_Given exercise:_
Show every line where "Trương" occurs.

_Extracted entries:_
=======

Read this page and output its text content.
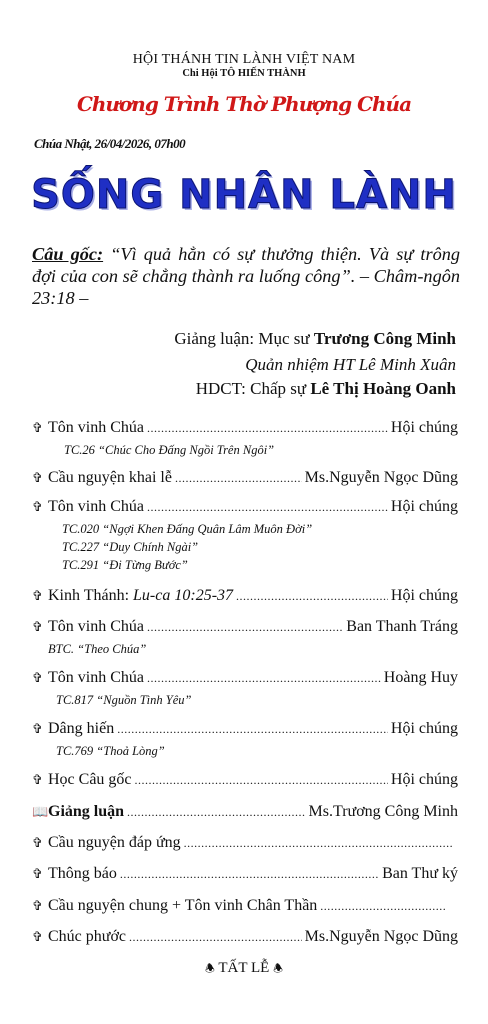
HỘI THÁNH TIN LÀNH VIỆT NAM
Chi Hội TÔ HIẾN THÀNH
Chương Trình Thờ Phượng Chúa
Chúa Nhật, 26/04/2026, 07h00
SỐNG NHÂN LÀNH
Câu gốc: “Vì quả hẳn có sự thưởng thiện. Và sự trông đợi của con sẽ chẳng thành ra luống công”. – Châm-ngôn 23:18 –
Giảng luận: Mục sư Trương Công Minh
Quản nhiệm HT Lê Minh Xuân
HDCT: Chấp sự Lê Thị Hoàng Oanh
✞ Tôn vinh Chúa .....	Hội chúng
TC.26 “Chúc Cho Đấng Ngồi Trên Ngôi”
✞ Cầu nguyện khai lễ .....	Ms.Nguyễn Ngọc Dũng
✞ Tôn vinh Chúa .....	Hội chúng
TC.020 “Ngợi Khen Đấng Quân Lâm Muôn Đời”
TC.227 “Duy Chính Ngài”
TC.291 “Đi Từng Bước”
✞ Kinh Thánh: Lu-ca 10:25-37 .....	Hội chúng
✞ Tôn vinh Chúa .....	Ban Thanh Tráng
BTC. “Theo Chúa”
✞ Tôn vinh Chúa .....	Hoàng Huy
TC.817 “Nguồn Tình Yêu”
✞ Dâng hiến .....	Hội chúng
TC.769 “Thoả Lòng”
✞ Học Câu gốc .....	Hội chúng
📖 Giảng luận .....	Ms.Trương Công Minh
✞ Cầu nguyện đáp ứng
.....
✞ Thông báo .....	Ban Thư ký
✞ Cầu nguyện chung + Tôn vinh Chân Thần
.....
✞ Chúc phước .....	Ms.Nguyễn Ngọc Dũng
🕭 TẤT LỄ 🕭
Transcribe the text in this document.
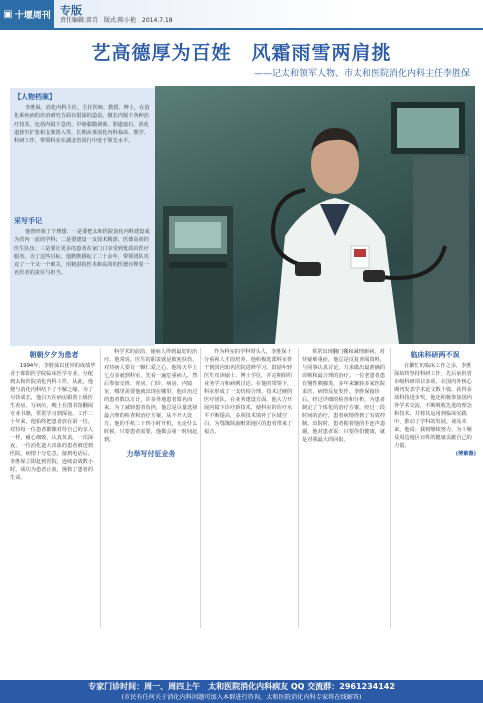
▣ 十堰周刊 专版
责任编辑:雷青　版式:陈小艳　2014.7.18
艺高德厚为百姓　风霜雨雪两肩挑
——记太和领军人物、市太和医院消化内科主任李胜保
【人物档案】
李胜保，消化内科主任、主任医师、教授、博士，在消化系疾病的诊治研究方面有很深的造诣，擅长内镜下各种治疗技术，包括内镜下息肉、早癌黏膜剥离、胆道取石、消化道狭窄扩张和支架置入等，长期从事消化内科临床、教学、科研工作，带领科室在湖北省同行中处于领先水平。
采写手记
他曾经谈了个理想：一是要把太和医院消化内科建设成为省内一流的学科；二是要建设一支技术精湛、医德高尚的医生队伍；三是要让更多的患者在家门口享受到优质的医疗服务。为了这些目标，他默默耕耘了二十余年，带领团队攻克了一个又一个难关，用精湛的医术和高尚的医德诠释着一名医者的责任与担当。
朝朝夕夕为患者

1994年，李胜保以优异的成绩毕业于郧阳医学院临床医学专业，分配到太和医院消化内科工作。从此，他便与消化内科结下了不解之缘。为了尽快成长，他白天在病房跟着上级医生查房、写病历，晚上在图书馆翻阅专业书籍，常常学习到深夜。工作二十年来，他始终把患者放在第一位，对待每一位患者都像对待自己的亲人一样，耐心细致，认真负责。一次深夜，一位消化道大出血的患者被送到医院，病情十分危急。接到电话后，李胜保立即赶到医院，连续奋战数小时，成功为患者止血，挽救了患者的生命。

科学术的前沿，使病人得到最好的治疗。他常说，医生的职责就是救死扶伤，对待病人要有一颗仁爱之心。他每天早上七点多就到科室，先看一遍危重病人，然后参加交班、查房。门诊、病房、内镜室，哪里需要他就出现在哪里。他诊治过的患者数以万计，许多外地患者慕名而来。为了减轻患者负担，他总是尽量选择最合理的检查和治疗方案，从不开大处方。他的手机二十四小时开机，无论什么时候，只要患者需要，他都会第一时间赶到。

力举写付征业务

作为科室的学科带头人，李胜保十分重视人才的培养。他积极选派科室骨干到国内知名医院进修学习，鼓励年轻医生攻读硕士、博士学位，并定期组织业务学习和病例讨论。在他的带领下，科室形成了一支结构合理、技术过硬的医疗团队。在业务建设方面，他大力开展内镜下诊疗新技术，使科室的诊疗水平不断提高，多项技术填补了区域空白，为鄂豫陕渝毗邻地区的患者带来了福音。

常常出现翻门棚和减刑新病，对待疑难重症，他总是反复查阅资料，与同事认真讨论，力求做出最准确的诊断和最合理的治疗。一位老患者患有慢性胰腺炎，多年来辗转多家医院求医，病情反复发作。李胜保接诊后，经过详细的检查和分析，为患者制定了个体化的治疗方案，经过一段时间的治疗，患者病情得到了有效控制。出院时，患者握着他的手连声道谢。他对患者说：只要你们健康，就是对我最大的回报。

临床科研两不误

在繁忙的临床工作之余，李胜保始终坚持科研工作，先后承担省市级科研项目多项，在国内外核心期刊发表学术论文数十篇，获得多项科技进步奖。他还积极参加国内外学术交流，不断吸收先进的理念和技术，并将其运用到临床实践中，推动了学科的发展。谈及未来，他说：我将继续努力，为十堰及周边地区百姓的健康贡献自己的力量。

(傅紫薇)
专家门诊时间：周一、周四上午　太和医院消化内科病友 QQ 交流群：2961234142
(市民有任何关于消化内科问题可加入本群进行咨询，太和医院消化内科专家将在线解答)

=======

_Exercise output:_
Giảng luận: Mục sư Trương Công Minh
📖 Giảng luận .....	Ms.Trương Công Minh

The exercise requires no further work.